▶ **Collected data entries**
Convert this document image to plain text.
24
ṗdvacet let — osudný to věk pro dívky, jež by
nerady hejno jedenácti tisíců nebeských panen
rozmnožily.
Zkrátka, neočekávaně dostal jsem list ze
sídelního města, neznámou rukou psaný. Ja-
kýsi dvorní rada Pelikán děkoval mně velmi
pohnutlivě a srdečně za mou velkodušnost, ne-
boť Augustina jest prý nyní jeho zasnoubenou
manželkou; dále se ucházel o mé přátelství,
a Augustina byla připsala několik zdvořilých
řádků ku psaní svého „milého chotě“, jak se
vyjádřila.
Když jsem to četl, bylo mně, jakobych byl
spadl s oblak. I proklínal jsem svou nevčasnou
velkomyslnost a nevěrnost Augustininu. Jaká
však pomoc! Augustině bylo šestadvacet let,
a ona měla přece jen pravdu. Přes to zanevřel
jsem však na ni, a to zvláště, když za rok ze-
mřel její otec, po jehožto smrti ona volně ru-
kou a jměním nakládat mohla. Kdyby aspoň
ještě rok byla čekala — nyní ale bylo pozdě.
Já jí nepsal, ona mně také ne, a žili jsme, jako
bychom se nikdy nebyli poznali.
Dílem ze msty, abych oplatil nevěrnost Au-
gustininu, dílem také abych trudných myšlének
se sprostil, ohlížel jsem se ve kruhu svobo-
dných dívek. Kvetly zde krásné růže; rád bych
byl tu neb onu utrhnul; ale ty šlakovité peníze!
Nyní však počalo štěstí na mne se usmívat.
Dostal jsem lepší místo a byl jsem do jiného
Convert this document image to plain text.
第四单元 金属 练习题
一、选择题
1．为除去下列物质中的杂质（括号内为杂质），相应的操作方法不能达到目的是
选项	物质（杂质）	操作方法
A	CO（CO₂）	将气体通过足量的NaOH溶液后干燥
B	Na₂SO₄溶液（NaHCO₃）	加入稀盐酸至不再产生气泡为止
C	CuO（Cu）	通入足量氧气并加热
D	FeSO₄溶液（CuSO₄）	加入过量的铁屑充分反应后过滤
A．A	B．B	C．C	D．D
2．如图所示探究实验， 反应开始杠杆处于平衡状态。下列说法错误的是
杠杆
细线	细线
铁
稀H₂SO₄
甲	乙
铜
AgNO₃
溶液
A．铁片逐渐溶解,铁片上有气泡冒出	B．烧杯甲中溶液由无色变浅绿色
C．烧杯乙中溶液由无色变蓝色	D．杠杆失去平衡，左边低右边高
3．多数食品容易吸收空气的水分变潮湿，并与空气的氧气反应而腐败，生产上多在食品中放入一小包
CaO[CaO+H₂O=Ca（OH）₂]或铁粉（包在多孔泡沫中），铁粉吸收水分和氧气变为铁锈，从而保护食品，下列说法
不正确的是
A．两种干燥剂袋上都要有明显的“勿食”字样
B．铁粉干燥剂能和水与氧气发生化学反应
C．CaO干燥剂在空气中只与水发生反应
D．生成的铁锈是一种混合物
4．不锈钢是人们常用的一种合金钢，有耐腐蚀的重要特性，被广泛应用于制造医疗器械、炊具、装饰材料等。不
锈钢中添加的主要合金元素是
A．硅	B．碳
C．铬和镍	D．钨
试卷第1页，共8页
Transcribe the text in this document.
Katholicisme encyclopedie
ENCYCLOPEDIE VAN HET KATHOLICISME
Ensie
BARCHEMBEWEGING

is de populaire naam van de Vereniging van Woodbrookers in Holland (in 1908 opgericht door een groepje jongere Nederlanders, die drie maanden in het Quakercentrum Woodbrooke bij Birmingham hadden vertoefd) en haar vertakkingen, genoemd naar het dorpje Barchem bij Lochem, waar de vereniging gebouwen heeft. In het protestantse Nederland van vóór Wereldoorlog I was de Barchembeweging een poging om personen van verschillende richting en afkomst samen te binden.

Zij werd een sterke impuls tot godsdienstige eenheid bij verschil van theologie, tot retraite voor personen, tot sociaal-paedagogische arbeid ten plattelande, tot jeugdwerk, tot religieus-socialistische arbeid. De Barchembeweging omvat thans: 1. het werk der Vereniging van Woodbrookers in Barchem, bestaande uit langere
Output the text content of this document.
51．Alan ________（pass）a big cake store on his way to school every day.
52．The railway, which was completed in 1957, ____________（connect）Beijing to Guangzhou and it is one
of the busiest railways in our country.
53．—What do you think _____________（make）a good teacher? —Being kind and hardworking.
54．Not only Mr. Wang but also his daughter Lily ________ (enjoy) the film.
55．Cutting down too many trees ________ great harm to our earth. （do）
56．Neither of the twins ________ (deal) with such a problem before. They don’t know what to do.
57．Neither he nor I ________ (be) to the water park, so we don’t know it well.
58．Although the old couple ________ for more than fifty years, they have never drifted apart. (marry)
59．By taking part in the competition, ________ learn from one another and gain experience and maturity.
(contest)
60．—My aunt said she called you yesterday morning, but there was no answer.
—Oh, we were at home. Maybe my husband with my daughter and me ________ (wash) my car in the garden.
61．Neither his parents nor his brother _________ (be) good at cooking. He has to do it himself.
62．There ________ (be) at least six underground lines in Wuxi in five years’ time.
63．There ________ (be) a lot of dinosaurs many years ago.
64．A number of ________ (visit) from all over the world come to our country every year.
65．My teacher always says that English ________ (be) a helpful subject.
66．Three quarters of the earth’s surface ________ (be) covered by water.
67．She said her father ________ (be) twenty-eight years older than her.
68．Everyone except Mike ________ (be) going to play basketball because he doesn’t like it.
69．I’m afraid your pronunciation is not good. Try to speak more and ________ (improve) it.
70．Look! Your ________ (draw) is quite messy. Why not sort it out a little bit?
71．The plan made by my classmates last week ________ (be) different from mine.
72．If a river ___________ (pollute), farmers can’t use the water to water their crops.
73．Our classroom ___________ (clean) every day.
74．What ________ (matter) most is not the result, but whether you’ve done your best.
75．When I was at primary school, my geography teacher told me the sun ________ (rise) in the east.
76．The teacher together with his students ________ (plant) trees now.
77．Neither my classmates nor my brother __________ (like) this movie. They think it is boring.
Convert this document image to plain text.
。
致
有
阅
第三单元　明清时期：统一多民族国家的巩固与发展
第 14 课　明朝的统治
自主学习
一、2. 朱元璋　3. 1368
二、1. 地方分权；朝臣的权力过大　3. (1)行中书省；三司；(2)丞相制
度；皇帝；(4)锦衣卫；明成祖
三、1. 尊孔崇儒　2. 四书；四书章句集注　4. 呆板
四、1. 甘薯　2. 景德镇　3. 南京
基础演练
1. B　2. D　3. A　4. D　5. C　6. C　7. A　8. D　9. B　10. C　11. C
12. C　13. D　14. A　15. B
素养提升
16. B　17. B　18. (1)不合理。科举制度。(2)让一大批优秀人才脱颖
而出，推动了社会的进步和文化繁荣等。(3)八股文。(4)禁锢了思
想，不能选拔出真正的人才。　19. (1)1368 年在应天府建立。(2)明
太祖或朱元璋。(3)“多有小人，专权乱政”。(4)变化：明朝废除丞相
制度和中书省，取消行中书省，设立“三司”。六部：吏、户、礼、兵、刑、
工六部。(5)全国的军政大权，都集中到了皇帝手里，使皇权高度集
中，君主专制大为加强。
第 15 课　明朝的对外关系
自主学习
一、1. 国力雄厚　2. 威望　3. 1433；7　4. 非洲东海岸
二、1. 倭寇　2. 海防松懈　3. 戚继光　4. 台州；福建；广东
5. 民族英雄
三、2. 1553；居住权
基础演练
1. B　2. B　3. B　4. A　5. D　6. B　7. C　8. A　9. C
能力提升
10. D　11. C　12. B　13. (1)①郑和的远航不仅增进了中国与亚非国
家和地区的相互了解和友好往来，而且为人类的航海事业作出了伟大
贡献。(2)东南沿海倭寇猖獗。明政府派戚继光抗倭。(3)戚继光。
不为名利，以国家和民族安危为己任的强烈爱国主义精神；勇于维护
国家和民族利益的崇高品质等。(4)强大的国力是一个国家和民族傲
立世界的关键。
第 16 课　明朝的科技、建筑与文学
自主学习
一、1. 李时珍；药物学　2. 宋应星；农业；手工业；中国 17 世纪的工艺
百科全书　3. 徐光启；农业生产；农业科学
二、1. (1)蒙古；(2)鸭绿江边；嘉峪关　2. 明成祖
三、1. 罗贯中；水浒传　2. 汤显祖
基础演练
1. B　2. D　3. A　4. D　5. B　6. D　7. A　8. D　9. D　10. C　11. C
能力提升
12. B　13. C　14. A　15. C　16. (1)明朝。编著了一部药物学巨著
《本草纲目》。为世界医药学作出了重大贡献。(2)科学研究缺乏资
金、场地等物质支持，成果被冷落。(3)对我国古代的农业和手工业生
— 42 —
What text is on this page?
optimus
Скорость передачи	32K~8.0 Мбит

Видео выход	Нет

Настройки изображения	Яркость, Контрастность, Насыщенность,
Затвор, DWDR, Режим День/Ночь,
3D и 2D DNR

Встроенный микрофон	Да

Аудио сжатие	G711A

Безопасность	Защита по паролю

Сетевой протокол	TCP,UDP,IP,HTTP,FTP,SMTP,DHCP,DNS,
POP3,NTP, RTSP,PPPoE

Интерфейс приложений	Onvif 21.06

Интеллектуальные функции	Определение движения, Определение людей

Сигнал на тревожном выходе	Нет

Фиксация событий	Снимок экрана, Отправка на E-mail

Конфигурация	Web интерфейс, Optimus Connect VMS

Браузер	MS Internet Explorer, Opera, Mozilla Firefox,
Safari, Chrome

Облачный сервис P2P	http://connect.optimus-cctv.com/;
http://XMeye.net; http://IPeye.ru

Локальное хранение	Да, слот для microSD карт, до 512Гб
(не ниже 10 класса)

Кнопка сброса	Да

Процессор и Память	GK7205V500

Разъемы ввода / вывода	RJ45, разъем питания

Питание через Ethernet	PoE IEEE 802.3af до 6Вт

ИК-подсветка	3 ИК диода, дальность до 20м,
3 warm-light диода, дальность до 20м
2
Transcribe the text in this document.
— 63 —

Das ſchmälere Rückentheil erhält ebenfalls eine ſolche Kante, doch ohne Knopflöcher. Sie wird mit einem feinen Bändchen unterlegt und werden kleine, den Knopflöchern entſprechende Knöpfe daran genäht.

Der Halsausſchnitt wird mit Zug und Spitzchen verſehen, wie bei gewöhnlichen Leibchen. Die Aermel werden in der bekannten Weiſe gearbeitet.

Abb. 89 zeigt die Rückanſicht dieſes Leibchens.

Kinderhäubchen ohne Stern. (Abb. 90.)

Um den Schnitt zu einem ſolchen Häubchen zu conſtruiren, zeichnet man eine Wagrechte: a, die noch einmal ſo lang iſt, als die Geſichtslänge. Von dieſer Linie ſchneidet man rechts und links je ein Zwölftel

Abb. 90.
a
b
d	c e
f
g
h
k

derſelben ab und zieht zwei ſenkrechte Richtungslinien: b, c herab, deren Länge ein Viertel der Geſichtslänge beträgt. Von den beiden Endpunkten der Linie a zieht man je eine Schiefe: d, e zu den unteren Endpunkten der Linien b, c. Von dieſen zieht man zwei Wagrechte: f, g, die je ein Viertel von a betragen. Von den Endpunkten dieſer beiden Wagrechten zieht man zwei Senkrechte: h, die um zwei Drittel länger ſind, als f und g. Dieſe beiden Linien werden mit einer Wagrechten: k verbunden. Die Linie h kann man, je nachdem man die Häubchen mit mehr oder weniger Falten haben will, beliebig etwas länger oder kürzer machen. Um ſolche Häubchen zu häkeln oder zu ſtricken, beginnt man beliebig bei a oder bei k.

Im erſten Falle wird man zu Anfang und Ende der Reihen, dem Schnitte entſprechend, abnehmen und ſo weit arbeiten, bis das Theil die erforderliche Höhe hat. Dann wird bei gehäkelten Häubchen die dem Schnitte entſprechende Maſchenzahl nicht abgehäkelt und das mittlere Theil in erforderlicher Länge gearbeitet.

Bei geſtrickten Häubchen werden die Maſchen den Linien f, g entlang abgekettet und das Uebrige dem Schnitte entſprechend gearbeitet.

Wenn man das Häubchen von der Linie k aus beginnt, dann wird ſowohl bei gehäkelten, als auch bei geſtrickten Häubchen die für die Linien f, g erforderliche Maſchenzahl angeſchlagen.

▶ **Exercise aim**
From the listing, copy each line containing the word "teacher".

▶ **Finished answer**
53．—What do you think _____________（make）a good teacher? —Being kind and hardworking.
65．My teacher always says that English ________ (be) a helpful subject.
75．When I was at primary school, my geography teacher told me the sun ________ (rise) in the east.
76．The teacher together with his students ________ (plant) trees now.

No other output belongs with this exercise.